[Begin]
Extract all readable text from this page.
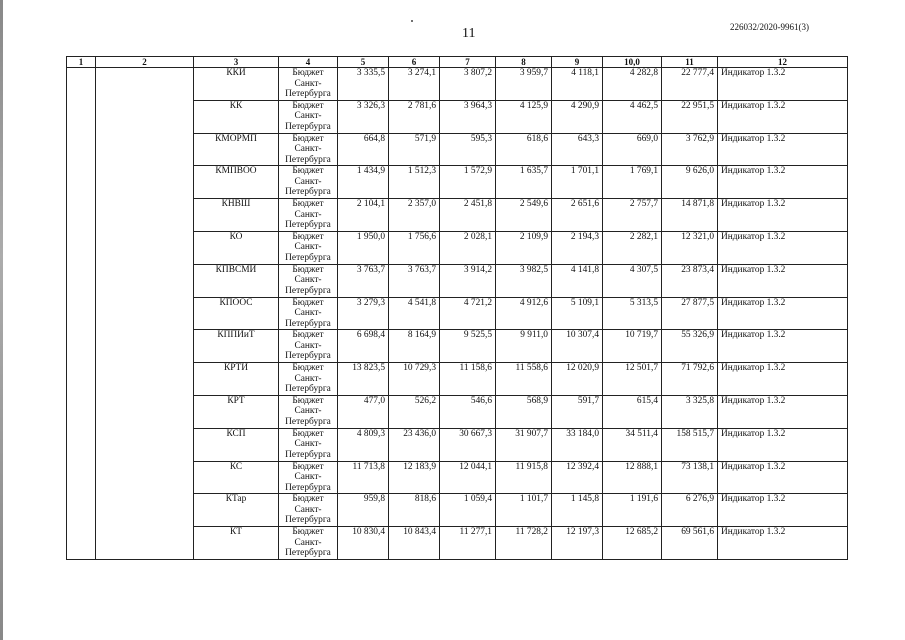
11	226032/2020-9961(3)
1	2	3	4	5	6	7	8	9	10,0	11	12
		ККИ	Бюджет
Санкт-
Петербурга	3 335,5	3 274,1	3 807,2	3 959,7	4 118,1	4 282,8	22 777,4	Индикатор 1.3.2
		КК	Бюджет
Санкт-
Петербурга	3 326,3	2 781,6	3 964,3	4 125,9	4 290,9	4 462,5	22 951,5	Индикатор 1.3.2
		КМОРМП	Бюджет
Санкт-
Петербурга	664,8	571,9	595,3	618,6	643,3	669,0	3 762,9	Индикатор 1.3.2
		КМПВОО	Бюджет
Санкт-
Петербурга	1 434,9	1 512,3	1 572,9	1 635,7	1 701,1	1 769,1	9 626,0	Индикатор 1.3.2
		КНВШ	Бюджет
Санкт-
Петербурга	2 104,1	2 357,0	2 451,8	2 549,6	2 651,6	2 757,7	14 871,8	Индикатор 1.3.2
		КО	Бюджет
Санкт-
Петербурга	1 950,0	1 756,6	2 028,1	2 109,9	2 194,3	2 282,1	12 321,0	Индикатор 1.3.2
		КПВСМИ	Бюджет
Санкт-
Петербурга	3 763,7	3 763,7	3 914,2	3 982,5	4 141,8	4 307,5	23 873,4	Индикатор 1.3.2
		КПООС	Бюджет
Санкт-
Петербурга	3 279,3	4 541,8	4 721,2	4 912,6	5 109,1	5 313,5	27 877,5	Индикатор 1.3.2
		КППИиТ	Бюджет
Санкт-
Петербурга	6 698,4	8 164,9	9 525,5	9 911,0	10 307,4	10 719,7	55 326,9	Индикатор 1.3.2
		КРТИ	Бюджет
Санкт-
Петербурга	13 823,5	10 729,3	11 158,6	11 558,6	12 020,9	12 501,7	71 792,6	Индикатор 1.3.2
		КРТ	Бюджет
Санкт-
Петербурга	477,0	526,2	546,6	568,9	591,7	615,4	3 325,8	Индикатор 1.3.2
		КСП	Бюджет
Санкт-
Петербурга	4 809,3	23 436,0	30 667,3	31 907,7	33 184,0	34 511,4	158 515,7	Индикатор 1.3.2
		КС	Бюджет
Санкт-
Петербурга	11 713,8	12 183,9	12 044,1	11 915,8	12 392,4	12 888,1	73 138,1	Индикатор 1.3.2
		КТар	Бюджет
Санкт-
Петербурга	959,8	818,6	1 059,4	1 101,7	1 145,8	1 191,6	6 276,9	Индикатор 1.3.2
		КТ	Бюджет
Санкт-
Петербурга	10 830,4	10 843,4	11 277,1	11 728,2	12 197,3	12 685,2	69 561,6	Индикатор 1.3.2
[End]
Set the entries down again exactly. Do not include the images.

Extract all readable text from this page.
11	226032/2020-9961(3)
1	2	3	4	5	6	7	8	9	10,0	11	12
		ККИ	Бюджет
Санкт-
Петербурга	3 335,5	3 274,1	3 807,2	3 959,7	4 118,1	4 282,8	22 777,4	Индикатор 1.3.2
		КК	Бюджет
Санкт-
Петербурга	3 326,3	2 781,6	3 964,3	4 125,9	4 290,9	4 462,5	22 951,5	Индикатор 1.3.2
		КМОРМП	Бюджет
Санкт-
Петербурга	664,8	571,9	595,3	618,6	643,3	669,0	3 762,9	Индикатор 1.3.2
		КМПВОО	Бюджет
Санкт-
Петербурга	1 434,9	1 512,3	1 572,9	1 635,7	1 701,1	1 769,1	9 626,0	Индикатор 1.3.2
		КНВШ	Бюджет
Санкт-
Петербурга	2 104,1	2 357,0	2 451,8	2 549,6	2 651,6	2 757,7	14 871,8	Индикатор 1.3.2
		КО	Бюджет
Санкт-
Петербурга	1 950,0	1 756,6	2 028,1	2 109,9	2 194,3	2 282,1	12 321,0	Индикатор 1.3.2
		КПВСМИ	Бюджет
Санкт-
Петербурга	3 763,7	3 763,7	3 914,2	3 982,5	4 141,8	4 307,5	23 873,4	Индикатор 1.3.2
		КПООС	Бюджет
Санкт-
Петербурга	3 279,3	4 541,8	4 721,2	4 912,6	5 109,1	5 313,5	27 877,5	Индикатор 1.3.2
		КППИиТ	Бюджет
Санкт-
Петербурга	6 698,4	8 164,9	9 525,5	9 911,0	10 307,4	10 719,7	55 326,9	Индикатор 1.3.2
		КРТИ	Бюджет
Санкт-
Петербурга	13 823,5	10 729,3	11 158,6	11 558,6	12 020,9	12 501,7	71 792,6	Индикатор 1.3.2
		КРТ	Бюджет
Санкт-
Петербурга	477,0	526,2	546,6	568,9	591,7	615,4	3 325,8	Индикатор 1.3.2
		КСП	Бюджет
Санкт-
Петербурга	4 809,3	23 436,0	30 667,3	31 907,7	33 184,0	34 511,4	158 515,7	Индикатор 1.3.2
		КС	Бюджет
Санкт-
Петербурга	11 713,8	12 183,9	12 044,1	11 915,8	12 392,4	12 888,1	73 138,1	Индикатор 1.3.2
		КТар	Бюджет
Санкт-
Петербурга	959,8	818,6	1 059,4	1 101,7	1 145,8	1 191,6	6 276,9	Индикатор 1.3.2
		КТ	Бюджет
Санкт-
Петербурга	10 830,4	10 843,4	11 277,1	11 728,2	12 197,3	12 685,2	69 561,6	Индикатор 1.3.2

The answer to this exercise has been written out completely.